▸ **SUPPLIED INFORMATION**
******************************
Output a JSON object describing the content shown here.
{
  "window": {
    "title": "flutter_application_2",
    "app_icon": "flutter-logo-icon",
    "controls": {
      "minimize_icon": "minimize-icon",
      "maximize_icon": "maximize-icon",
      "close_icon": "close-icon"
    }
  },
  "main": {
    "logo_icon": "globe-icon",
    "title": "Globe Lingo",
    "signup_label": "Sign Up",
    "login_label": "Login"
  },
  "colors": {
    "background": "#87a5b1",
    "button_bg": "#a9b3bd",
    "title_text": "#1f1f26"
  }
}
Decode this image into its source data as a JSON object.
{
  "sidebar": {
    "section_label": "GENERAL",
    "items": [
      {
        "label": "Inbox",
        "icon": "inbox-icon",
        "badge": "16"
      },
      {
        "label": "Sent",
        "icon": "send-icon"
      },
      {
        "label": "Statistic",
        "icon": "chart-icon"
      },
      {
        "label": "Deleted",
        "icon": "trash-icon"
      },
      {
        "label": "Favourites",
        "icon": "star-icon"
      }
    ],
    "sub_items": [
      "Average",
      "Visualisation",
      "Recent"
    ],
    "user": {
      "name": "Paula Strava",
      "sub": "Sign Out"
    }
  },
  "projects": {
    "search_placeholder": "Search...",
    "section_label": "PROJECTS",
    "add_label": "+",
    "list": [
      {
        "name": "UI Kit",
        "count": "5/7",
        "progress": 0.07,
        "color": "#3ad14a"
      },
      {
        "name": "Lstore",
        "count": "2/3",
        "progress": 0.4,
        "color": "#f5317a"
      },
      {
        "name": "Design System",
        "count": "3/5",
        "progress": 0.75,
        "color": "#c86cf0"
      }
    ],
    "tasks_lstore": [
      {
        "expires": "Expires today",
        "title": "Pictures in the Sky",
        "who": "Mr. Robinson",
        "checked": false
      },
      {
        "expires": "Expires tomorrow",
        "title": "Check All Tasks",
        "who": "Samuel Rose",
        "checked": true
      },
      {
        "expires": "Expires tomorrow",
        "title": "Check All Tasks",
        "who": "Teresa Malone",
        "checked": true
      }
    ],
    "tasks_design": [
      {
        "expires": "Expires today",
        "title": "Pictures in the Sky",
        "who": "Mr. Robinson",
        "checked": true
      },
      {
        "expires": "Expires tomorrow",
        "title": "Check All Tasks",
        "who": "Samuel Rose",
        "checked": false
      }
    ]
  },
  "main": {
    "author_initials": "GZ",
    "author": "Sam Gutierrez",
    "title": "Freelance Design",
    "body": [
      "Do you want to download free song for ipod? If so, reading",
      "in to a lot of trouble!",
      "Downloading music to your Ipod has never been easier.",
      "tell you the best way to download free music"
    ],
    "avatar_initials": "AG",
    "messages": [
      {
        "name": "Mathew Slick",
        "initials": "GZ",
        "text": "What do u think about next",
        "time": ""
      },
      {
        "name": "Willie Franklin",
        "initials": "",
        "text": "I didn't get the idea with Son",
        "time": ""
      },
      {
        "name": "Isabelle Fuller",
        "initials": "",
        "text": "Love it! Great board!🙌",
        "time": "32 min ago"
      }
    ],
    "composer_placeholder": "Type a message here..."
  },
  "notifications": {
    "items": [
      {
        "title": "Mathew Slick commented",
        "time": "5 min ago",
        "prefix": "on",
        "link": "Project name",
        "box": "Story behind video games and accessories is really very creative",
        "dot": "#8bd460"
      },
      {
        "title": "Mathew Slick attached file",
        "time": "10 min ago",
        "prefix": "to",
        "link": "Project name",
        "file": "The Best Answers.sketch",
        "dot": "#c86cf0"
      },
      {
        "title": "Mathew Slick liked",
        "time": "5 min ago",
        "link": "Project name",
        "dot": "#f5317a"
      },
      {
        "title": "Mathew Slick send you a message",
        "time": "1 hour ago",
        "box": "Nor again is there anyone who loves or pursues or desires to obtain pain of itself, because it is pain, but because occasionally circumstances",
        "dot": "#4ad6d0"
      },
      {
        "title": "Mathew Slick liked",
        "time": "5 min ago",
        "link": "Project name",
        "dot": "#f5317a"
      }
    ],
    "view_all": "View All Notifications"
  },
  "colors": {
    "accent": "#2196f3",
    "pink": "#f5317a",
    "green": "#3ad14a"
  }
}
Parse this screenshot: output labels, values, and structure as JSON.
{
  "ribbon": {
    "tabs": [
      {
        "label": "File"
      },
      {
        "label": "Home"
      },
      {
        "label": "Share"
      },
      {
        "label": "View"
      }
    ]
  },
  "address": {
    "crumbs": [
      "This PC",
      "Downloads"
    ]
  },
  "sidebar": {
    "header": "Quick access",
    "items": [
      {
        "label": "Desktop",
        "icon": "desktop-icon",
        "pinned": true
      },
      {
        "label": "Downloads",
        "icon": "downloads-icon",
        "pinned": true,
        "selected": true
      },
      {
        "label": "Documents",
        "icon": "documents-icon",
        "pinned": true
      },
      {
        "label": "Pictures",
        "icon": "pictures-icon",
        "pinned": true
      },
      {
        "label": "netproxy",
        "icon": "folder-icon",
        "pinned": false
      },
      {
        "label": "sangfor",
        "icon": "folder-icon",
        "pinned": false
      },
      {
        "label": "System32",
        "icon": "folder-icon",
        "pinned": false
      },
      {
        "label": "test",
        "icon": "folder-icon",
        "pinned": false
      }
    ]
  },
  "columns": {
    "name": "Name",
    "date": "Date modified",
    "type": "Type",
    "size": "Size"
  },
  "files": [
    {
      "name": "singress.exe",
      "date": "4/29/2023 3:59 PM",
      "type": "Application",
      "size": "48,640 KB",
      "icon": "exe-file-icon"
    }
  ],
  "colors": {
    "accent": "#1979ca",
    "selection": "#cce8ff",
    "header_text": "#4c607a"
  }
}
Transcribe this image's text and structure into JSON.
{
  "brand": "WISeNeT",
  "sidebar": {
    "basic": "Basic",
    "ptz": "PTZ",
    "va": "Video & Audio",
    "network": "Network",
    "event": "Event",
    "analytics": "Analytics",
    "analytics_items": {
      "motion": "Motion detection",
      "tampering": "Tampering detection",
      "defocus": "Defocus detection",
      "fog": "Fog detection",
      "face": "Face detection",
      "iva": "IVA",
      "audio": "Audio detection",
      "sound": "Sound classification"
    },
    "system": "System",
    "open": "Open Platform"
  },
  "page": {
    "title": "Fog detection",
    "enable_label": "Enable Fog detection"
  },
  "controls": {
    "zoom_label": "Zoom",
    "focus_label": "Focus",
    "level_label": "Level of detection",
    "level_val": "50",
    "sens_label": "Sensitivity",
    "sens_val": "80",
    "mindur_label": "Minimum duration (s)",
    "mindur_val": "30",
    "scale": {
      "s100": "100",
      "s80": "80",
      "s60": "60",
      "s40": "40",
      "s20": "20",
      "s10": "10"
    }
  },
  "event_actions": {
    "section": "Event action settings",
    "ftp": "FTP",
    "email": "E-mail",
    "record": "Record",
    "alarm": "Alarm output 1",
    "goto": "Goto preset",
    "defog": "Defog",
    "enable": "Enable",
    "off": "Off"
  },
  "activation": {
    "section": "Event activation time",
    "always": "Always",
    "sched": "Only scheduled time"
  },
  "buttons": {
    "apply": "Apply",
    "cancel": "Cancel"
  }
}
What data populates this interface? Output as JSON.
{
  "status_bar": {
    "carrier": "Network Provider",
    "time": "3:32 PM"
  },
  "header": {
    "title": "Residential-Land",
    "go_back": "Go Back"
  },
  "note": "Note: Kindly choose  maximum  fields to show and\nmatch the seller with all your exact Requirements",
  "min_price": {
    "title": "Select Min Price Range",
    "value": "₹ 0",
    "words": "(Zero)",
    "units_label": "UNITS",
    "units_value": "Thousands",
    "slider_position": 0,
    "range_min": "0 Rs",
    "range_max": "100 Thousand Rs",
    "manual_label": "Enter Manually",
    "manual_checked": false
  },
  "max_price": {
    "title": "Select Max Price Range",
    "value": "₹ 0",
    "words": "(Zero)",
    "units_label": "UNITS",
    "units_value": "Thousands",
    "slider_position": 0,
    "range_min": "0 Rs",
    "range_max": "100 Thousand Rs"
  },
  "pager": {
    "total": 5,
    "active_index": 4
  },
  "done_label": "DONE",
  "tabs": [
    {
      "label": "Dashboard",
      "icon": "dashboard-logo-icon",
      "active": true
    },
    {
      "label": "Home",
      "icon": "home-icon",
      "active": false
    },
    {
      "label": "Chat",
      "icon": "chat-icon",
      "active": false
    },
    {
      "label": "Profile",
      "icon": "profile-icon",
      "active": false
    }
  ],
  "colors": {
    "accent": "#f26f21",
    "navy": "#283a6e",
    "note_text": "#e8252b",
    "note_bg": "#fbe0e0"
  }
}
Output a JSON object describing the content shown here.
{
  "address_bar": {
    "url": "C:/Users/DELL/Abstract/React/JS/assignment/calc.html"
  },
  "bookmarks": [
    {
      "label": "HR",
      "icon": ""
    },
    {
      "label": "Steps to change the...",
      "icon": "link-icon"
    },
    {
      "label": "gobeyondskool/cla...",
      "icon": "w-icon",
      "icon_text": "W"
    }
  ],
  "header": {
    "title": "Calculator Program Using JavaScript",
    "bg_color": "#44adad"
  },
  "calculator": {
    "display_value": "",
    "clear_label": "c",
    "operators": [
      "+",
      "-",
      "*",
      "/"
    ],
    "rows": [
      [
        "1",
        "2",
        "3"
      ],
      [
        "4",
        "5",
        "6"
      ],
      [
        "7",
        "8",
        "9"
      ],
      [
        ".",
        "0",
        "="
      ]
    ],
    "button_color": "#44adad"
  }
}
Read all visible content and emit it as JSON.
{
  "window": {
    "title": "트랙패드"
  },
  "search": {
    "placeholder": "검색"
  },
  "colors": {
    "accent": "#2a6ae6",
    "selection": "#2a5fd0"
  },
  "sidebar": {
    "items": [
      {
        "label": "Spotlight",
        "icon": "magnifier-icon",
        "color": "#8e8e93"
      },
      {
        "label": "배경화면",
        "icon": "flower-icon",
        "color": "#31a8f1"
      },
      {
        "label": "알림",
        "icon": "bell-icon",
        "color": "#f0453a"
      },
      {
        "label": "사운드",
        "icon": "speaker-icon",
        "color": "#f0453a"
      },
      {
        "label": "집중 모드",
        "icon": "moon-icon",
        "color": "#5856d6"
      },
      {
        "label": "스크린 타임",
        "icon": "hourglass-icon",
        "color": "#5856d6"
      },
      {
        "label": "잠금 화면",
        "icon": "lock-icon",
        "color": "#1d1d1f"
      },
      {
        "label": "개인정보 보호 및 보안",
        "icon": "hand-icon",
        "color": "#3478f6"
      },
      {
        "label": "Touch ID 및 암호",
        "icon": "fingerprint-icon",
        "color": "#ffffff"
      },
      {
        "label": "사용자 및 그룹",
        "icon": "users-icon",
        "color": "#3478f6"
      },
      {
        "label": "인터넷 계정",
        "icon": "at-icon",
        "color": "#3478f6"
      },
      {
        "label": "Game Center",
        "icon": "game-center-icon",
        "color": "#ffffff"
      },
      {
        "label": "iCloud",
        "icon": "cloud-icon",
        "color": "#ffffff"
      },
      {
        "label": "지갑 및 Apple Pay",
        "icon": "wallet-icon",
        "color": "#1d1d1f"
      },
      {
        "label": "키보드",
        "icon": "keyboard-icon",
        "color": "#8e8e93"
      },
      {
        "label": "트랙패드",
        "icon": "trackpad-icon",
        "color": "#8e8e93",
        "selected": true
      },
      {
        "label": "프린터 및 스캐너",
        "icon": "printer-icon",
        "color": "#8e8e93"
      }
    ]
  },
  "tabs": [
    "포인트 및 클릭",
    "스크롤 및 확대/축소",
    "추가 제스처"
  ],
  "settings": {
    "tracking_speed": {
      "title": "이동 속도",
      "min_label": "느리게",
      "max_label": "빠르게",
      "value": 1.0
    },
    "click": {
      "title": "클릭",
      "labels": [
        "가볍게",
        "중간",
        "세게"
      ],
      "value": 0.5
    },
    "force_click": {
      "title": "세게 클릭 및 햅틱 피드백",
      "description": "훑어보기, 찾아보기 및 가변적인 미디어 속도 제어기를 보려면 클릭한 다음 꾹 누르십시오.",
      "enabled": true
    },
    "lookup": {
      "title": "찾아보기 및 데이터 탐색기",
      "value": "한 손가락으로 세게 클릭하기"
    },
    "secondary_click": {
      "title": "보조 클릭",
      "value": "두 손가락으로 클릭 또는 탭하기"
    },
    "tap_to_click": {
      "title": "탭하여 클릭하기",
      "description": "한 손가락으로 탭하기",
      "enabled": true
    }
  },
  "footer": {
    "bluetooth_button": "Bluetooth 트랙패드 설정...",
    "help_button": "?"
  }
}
******************************
Gather all lines where the word "Mathew" appears.

▸ **RESULT FOR THIS TASK**
        "name": "Mathew Slick",
        "title": "Mathew Slick commented",
        "title": "Mathew Slick attached file",
        "title": "Mathew Slick liked",
        "title": "Mathew Slick send you a message",
        "title": "Mathew Slick liked",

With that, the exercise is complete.